_DESCRIPTION OF THE TASK_
Repeat every one of the rows below verbatim, leaving out the pictures.
* START PROVIDED RECORDS *
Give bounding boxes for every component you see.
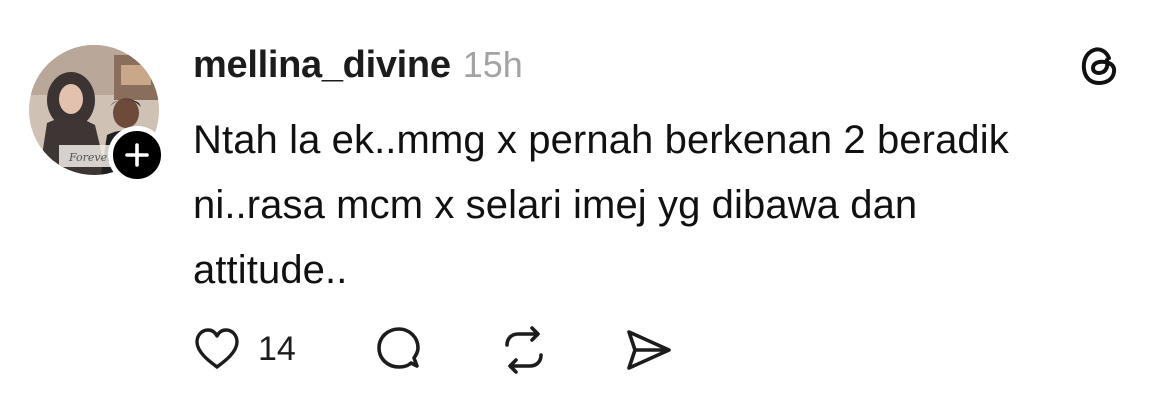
share-button[interactable] <box>623 324 675 376</box>
avatar-container[interactable]: Forever <box>29 45 166 184</box>
post-body: Ntah la ek..mmg x pernah berkenan 2 bera… <box>193 108 1143 303</box>
follow-button[interactable] <box>108 126 166 184</box>
comment-bubble-icon <box>377 327 420 369</box>
repost-button[interactable] <box>498 324 550 376</box>
timestamp[interactable]: 15h <box>463 44 523 86</box>
repost-arrows-icon <box>505 326 543 374</box>
send-icon <box>627 330 671 370</box>
avatar-caption: Forever <box>68 151 113 164</box>
post-body-line: ni..rasa mcm x selari imej yg dibawa dan <box>193 183 918 227</box>
heart-icon <box>195 328 239 369</box>
post-header: mellina_divine 15h <box>193 44 523 88</box>
like-count: 14 <box>258 330 296 368</box>
reply-button[interactable] <box>373 324 425 376</box>
like-button[interactable]: 14 <box>193 324 303 376</box>
thread-post: Forever mellina_divine 15h Ntah la ek..m… <box>0 0 1169 414</box>
username[interactable]: mellina_divine <box>193 44 451 87</box>
post-body-line: attitude.. <box>193 248 348 292</box>
plus-icon <box>125 143 149 167</box>
post-body-line: Ntah la ek..mmg x pernah berkenan 2 bera… <box>193 118 1009 162</box>
threads-logo-icon[interactable] <box>1078 44 1122 88</box>
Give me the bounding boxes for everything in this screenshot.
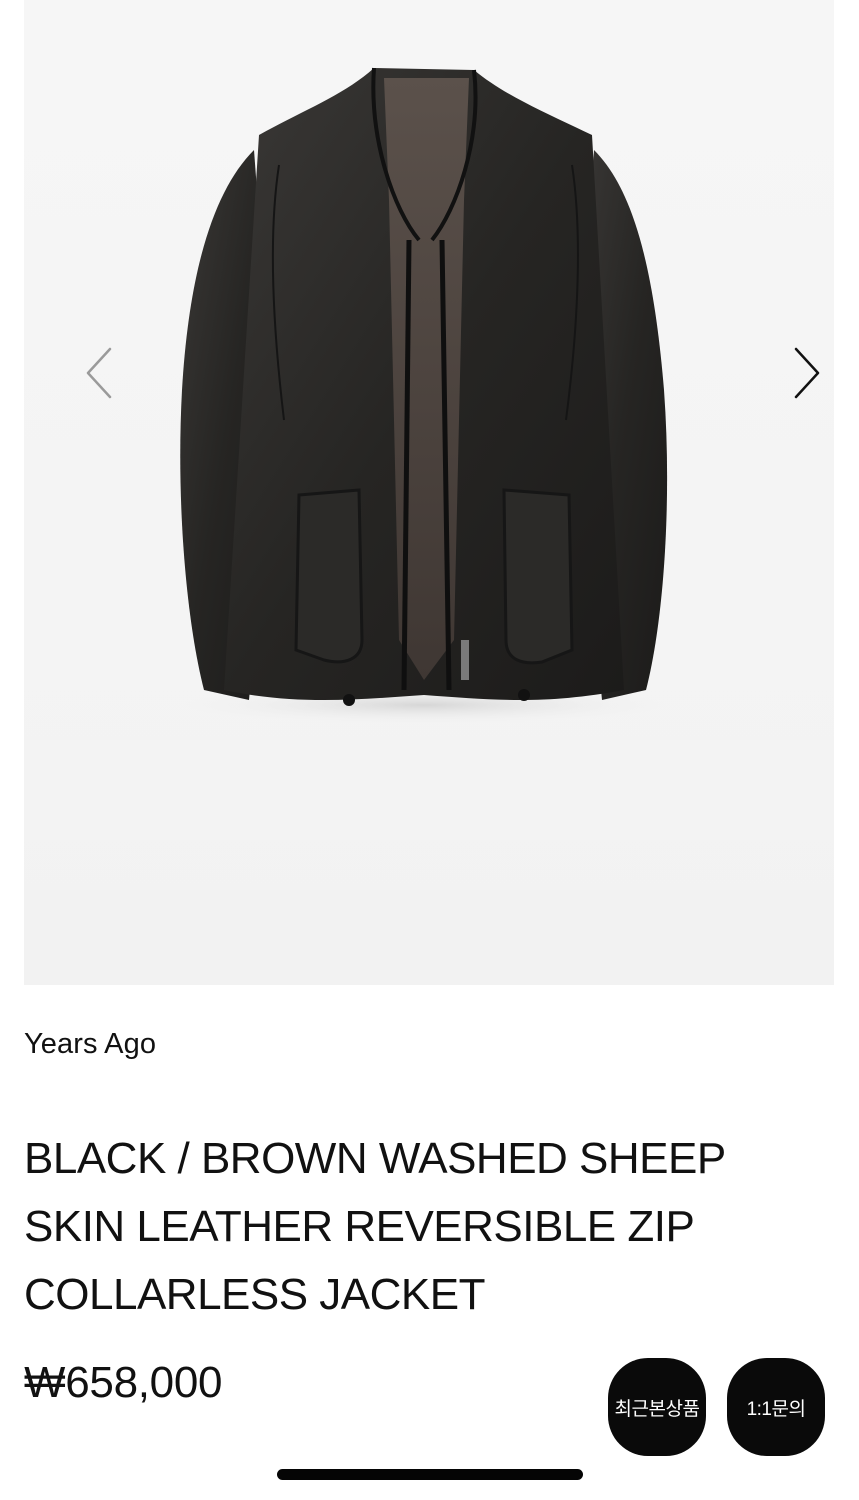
product-price: ₩658,000 [24,1358,223,1407]
inquiry-label: 1:1문의 [746,1398,806,1420]
home-indicator [277,1469,583,1480]
gallery-prev-button[interactable] [74,338,124,408]
chevron-left-icon [86,347,112,399]
product-gallery[interactable] [24,0,834,985]
gallery-next-button[interactable] [782,338,832,408]
brand-name[interactable]: Years Ago [24,1028,156,1061]
chevron-right-icon [794,347,820,399]
recently-viewed-label: 최근본상품 [614,1398,700,1420]
product-image [164,67,684,725]
inquiry-button[interactable]: 1:1문의 [727,1358,825,1456]
recently-viewed-button[interactable]: 최근본상품 [608,1358,706,1456]
product-title: BLACK / BROWN WASHED SHEEP SKIN LEATHER … [24,1134,725,1319]
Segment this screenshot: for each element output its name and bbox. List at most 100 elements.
* END PROVIDED RECORDS *
_FULL RESPONSE_
Give bounding boxes for every component you see.
share-button[interactable] <box>623 324 675 376</box>
avatar-container[interactable]: Forever <box>29 45 166 184</box>
post-body: Ntah la ek..mmg x pernah berkenan 2 bera… <box>193 108 1143 303</box>
follow-button[interactable] <box>108 126 166 184</box>
comment-bubble-icon <box>377 327 420 369</box>
repost-button[interactable] <box>498 324 550 376</box>
timestamp[interactable]: 15h <box>463 44 523 86</box>
repost-arrows-icon <box>505 326 543 374</box>
send-icon <box>627 330 671 370</box>
avatar-caption: Forever <box>68 151 113 164</box>
post-body-line: ni..rasa mcm x selari imej yg dibawa dan <box>193 183 918 227</box>
heart-icon <box>195 328 239 369</box>
post-header: mellina_divine 15h <box>193 44 523 88</box>
like-count: 14 <box>258 330 296 368</box>
reply-button[interactable] <box>373 324 425 376</box>
like-button[interactable]: 14 <box>193 324 303 376</box>
thread-post: Forever mellina_divine 15h Ntah la ek..m… <box>0 0 1169 414</box>
username[interactable]: mellina_divine <box>193 44 451 87</box>
post-body-line: attitude.. <box>193 248 348 292</box>
plus-icon <box>125 143 149 167</box>
post-body-line: Ntah la ek..mmg x pernah berkenan 2 bera… <box>193 118 1009 162</box>
threads-logo-icon[interactable] <box>1078 44 1122 88</box>
Give me the bounding boxes for everything in this screenshot.
product-price: ₩658,000 [24,1358,223,1407]
inquiry-label: 1:1문의 [746,1398,806,1420]
home-indicator [277,1469,583,1480]
gallery-prev-button[interactable] [74,338,124,408]
chevron-left-icon [86,347,112,399]
product-gallery[interactable] [24,0,834,985]
gallery-next-button[interactable] [782,338,832,408]
brand-name[interactable]: Years Ago [24,1028,156,1061]
chevron-right-icon [794,347,820,399]
recently-viewed-label: 최근본상품 [614,1398,700,1420]
product-image [164,67,684,725]
inquiry-button[interactable]: 1:1문의 [727,1358,825,1456]
recently-viewed-button[interactable]: 최근본상품 [608,1358,706,1456]
product-title: BLACK / BROWN WASHED SHEEP SKIN LEATHER … [24,1134,725,1319]
Segment this screenshot: for each element output its name and bbox. List at most 100 elements.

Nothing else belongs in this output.